» STATED GOAL
Find the word "системы" in the records below. List each line containing it.

- - -

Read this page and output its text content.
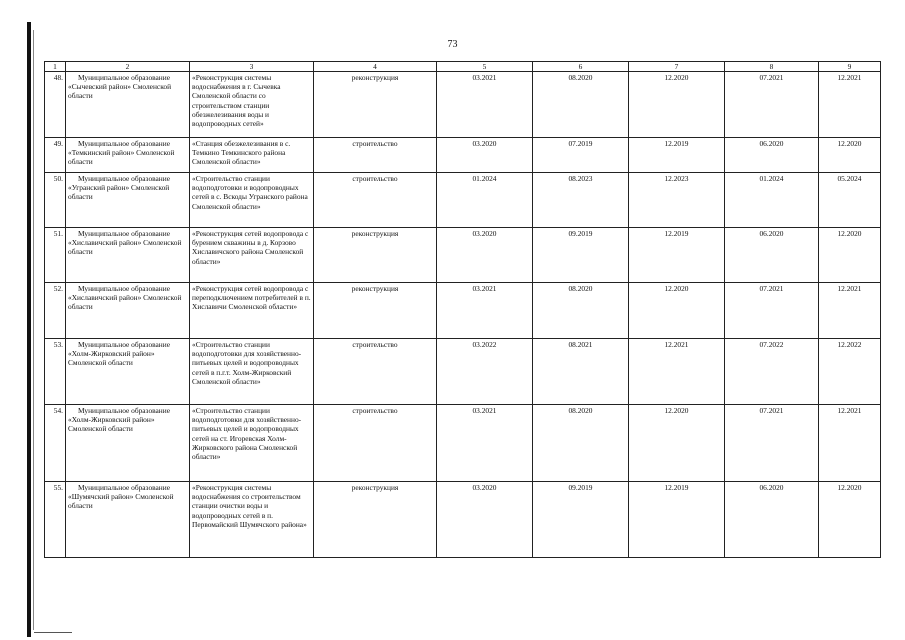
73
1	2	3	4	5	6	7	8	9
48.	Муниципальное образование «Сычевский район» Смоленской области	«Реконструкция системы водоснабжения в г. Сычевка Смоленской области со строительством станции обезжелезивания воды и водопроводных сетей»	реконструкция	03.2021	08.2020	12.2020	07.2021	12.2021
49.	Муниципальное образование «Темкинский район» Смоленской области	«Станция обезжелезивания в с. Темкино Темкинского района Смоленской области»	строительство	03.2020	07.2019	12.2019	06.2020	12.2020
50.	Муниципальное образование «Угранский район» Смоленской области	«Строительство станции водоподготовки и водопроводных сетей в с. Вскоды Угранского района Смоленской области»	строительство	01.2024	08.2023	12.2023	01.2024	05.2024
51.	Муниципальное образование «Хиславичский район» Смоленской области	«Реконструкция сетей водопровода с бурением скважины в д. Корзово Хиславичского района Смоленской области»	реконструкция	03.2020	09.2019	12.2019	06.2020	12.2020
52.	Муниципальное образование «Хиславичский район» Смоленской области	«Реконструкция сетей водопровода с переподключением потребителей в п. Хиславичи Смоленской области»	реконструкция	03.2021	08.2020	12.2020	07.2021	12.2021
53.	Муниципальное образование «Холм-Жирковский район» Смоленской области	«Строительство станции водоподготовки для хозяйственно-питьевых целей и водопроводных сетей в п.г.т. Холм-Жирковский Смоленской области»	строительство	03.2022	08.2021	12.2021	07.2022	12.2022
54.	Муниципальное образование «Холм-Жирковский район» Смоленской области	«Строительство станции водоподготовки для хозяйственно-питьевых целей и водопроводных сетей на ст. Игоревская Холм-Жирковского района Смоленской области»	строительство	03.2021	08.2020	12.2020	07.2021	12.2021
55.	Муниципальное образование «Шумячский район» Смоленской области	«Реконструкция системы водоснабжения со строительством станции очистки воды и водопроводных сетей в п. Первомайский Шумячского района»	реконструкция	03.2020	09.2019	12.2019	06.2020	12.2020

- - -

» TASK ANSWER
48.	Муниципальное образование «Сычевский район» Смоленской области	«Реконструкция системы водоснабжения в г. Сычевка Смоленской области со строительством станции обезжелезивания воды и водопроводных сетей»	реконструкция	03.2021	08.2020	12.2020	07.2021	12.2021
55.	Муниципальное образование «Шумячский район» Смоленской области	«Реконструкция системы водоснабжения со строительством станции очистки воды и водопроводных сетей в п. Первомайский Шумячского района»	реконструкция	03.2020	09.2019	12.2019	06.2020	12.2020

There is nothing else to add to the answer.